··· Provided information ···

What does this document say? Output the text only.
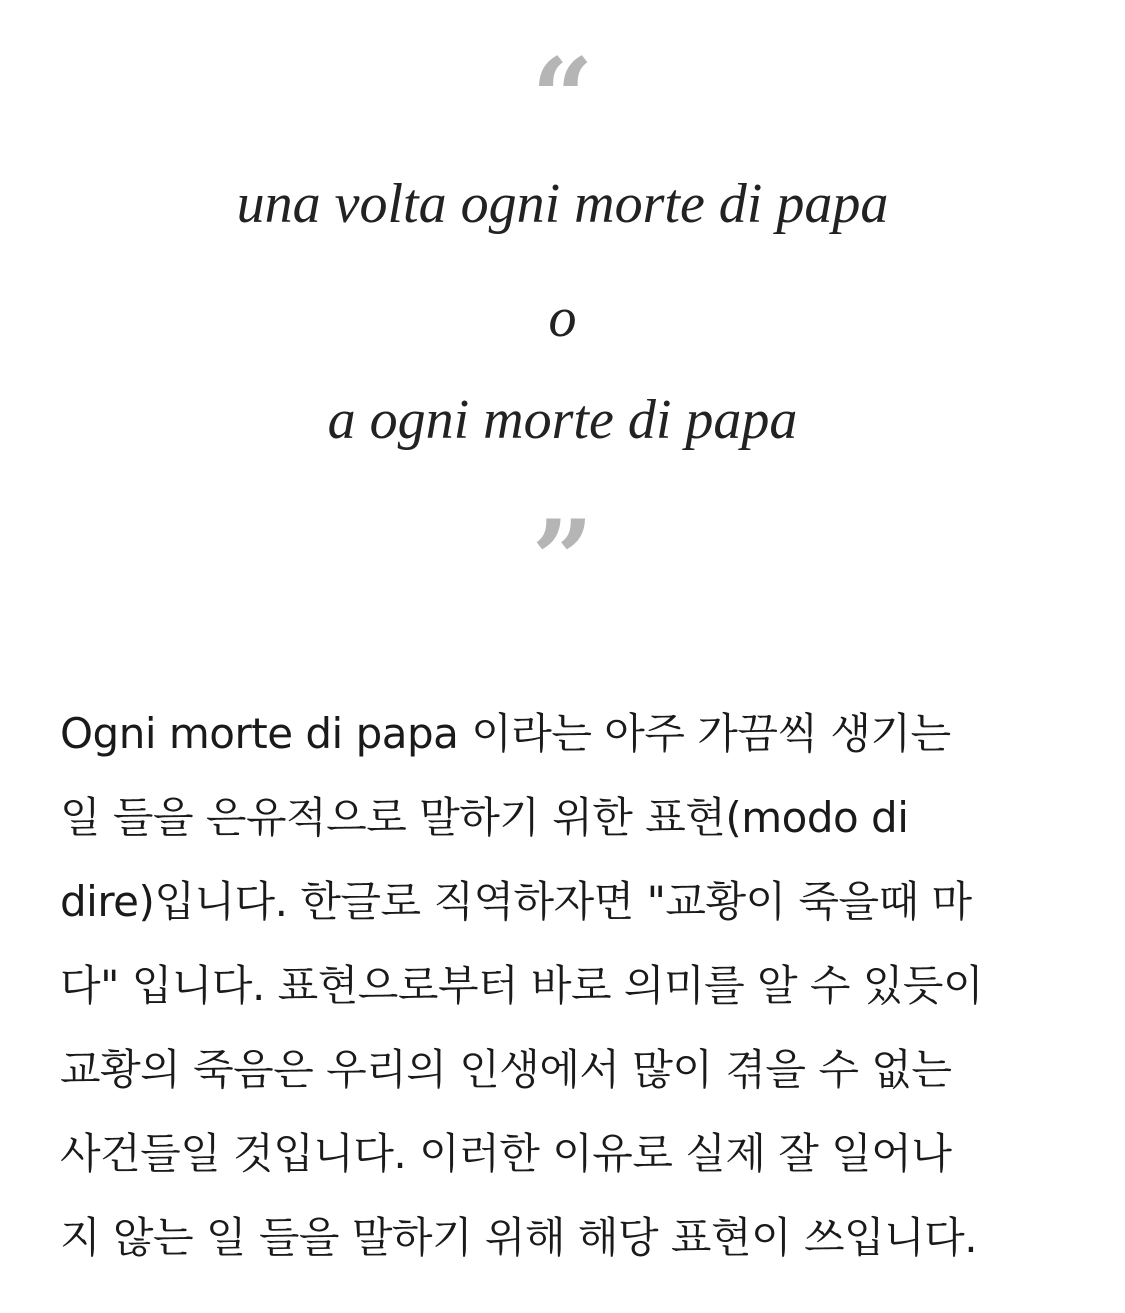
“
una volta ogni morte di papa
o
a ogni morte di papa
”

Ogni morte di papa 이라는 아주 가끔씩 생기는
일 들을 은유적으로 말하기 위한 표현(modo di
dire)입니다. 한글로 직역하자면 "교황이 죽을때 마
다" 입니다. 표현으로부터 바로 의미를 알 수 있듯이
교황의 죽음은 우리의 인생에서 많이 겪을 수 없는
사건들일 것입니다. 이러한 이유로 실제 잘 일어나
지 않는 일 들을 말하기 위해 해당 표현이 쓰입니다.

···

Copy all lines of the material above where the string "papa" occurs.

una volta ogni morte di papa
a ogni morte di papa
Ogni morte di papa 이라는 아주 가끔씩 생기는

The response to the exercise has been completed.